Mechanistic Insights into Radical Formation during the Photochemical Aging of Biomass Burning Secondary Organic Aerosols
LENA GERRITZ, Sergey Nizkorodov, Manabu Shiraiwa, University of California, Irvine
Abstract Number: 33
Working Group: Chemicals of Emerging Concern in Aerosol: Sources, Transformations, and Impacts
Abstract
The photochemical aging of atmospheric aerosols alters its physical and chemical composition, which may have important implications on the toxicity and climate effects of these particles. Recent work has explored the impact of photochemical aging on particle composition, but there is limited understanding on the molecular-level processes occurring. This study applies electron paramagnetic resonance (EPR) spectroscopy with a spin trapping agent BMPO and high-resolution mass spectrometry (HRMS) to study the formation of reactive oxygen species (ROS) and free radicals during the irradiation of lab generated secondary organic aerosol (SOA). This work compiles the radical formation in SOA derived from terpenes (α-pinene, α -terpineol, β-ocimene, isoprene), phenyl derivatives (phenol, styrene, toluene, guaiacylacetone) and furfural to provide insight into the aging mechanisms for different classes of SOA precursors prominent in biomass burning emissions. EPR analysis reveals that terpene SOA produced the most radicals including HO2∙, carbon centered organic radicals (R∙), and oxygen centered organic radicals (RO∙). The HRMS identification of the organic radicals correspond to common products of Norrish Type I photolysis of carbonyls, and mechanisms for the photolysis of α-pinene SOA are proposed. Phenyl derivatives produced significantly lower SOA mass and fewer radicals including only HO2∙ and R∙. The EPR results suggest photosensitized phenyl derivative SOA reacts via single electron transfer reactions with dissolved oxygen to produce superoxide and phenoxy radicals. HRMS analysis identified other types of radicals formed during photolysis, suggesting the contribution of additional photosensitized mechanisms. This presentation will summarize a comprehensive series of experiments on the potential mechanisms involved in the photochemical aging of SOA, which can help inform large-scale models and assess the evolution of chemical, physical, and toxicological properties of SOA throughout its atmospheric lifetime.
--
WORK REQUEST 1: In the aerosol abstract, which spin trapping agent was used with electron paramagnetic resonance spectroscopy?
WORK REQUEST 2: Please mark each statement yes or no according to the aerosol abstract, and quote the words that decide it: (a) Terpene SOA produced the most radicals. (b) Phenyl derivative SOA produced oxygen centered organic radicals. (c) Isoprene was one of the terpenes studied.
The data that follows comes from a different source than the abstract.
--
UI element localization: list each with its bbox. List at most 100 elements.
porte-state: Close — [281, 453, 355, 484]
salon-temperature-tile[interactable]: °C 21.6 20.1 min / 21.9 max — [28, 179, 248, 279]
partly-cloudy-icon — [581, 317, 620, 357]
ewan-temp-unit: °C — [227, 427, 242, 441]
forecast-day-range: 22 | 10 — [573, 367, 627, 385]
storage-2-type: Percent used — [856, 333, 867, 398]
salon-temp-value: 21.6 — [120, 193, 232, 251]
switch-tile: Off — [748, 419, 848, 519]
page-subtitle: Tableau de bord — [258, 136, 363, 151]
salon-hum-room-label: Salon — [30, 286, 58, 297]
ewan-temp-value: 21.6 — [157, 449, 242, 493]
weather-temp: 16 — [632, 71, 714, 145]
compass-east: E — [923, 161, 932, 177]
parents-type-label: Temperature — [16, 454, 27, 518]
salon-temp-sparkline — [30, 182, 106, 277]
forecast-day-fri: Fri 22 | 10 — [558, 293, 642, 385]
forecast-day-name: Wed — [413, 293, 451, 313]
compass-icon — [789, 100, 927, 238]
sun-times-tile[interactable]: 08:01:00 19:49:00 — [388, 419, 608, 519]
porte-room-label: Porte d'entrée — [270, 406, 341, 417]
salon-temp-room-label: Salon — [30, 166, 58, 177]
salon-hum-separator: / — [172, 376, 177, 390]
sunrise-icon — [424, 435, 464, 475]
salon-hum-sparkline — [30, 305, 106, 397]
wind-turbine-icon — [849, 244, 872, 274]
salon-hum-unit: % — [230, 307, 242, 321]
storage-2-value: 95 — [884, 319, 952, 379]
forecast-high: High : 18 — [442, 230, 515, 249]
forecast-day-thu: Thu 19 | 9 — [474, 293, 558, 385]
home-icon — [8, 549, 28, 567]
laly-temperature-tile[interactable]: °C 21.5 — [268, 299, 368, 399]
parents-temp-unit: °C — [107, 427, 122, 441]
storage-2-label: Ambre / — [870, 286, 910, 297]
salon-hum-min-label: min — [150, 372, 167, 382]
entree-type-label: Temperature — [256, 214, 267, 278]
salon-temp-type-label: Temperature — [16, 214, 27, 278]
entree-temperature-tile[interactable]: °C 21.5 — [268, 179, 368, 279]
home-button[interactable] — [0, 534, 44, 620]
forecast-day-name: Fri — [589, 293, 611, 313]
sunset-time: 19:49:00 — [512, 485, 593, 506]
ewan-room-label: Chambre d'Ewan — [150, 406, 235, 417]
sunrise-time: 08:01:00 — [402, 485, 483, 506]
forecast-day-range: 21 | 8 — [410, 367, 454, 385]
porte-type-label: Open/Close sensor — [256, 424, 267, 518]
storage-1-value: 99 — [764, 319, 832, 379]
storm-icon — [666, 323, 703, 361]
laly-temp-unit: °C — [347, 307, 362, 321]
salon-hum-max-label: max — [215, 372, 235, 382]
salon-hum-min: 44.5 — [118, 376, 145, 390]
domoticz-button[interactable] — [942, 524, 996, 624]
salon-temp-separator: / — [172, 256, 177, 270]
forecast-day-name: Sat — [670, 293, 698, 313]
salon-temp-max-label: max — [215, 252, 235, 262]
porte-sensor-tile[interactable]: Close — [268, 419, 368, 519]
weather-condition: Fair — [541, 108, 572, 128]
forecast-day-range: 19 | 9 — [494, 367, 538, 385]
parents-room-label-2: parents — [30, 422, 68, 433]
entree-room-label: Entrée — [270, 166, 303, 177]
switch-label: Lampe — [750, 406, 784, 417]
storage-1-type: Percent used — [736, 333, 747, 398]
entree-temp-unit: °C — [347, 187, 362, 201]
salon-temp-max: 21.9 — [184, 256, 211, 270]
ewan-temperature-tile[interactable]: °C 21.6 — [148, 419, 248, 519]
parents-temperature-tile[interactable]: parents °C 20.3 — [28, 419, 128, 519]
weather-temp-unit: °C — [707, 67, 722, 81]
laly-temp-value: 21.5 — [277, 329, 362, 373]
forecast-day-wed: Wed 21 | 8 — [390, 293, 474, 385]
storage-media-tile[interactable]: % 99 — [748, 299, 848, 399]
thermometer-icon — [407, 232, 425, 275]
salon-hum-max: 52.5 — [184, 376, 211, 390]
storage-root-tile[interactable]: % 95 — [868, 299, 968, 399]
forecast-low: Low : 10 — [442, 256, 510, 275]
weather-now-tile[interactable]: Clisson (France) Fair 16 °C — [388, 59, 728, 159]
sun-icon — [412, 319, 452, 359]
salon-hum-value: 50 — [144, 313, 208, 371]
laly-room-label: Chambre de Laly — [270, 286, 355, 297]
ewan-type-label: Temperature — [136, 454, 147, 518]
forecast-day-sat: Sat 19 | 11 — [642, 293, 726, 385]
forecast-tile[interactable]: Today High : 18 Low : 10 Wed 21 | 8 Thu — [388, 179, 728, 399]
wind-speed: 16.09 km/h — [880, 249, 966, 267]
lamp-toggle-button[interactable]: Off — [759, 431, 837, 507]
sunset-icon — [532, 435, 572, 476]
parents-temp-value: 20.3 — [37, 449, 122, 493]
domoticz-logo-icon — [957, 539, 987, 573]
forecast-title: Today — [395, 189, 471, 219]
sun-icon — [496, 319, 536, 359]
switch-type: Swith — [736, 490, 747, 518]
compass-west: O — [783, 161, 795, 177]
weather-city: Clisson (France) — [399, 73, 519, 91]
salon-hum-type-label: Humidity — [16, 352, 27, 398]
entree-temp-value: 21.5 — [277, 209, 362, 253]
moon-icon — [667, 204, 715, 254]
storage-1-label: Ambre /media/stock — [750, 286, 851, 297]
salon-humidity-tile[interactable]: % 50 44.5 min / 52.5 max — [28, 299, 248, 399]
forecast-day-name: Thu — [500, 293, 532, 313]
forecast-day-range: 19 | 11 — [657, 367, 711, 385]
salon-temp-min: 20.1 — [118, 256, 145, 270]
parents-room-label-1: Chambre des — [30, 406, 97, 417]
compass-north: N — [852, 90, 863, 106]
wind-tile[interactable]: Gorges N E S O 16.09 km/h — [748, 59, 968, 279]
--
TASK OUTPUT 1: BMPO

TASK OUTPUT 2:
(a) Yes: "terpene SOA produced the most radicals"
(b) No: "fewer radicals including only HO2∙ and R∙"
(c) Yes: "terpenes (α-pinene, α -terpineol, β-ocimene, isoprene)"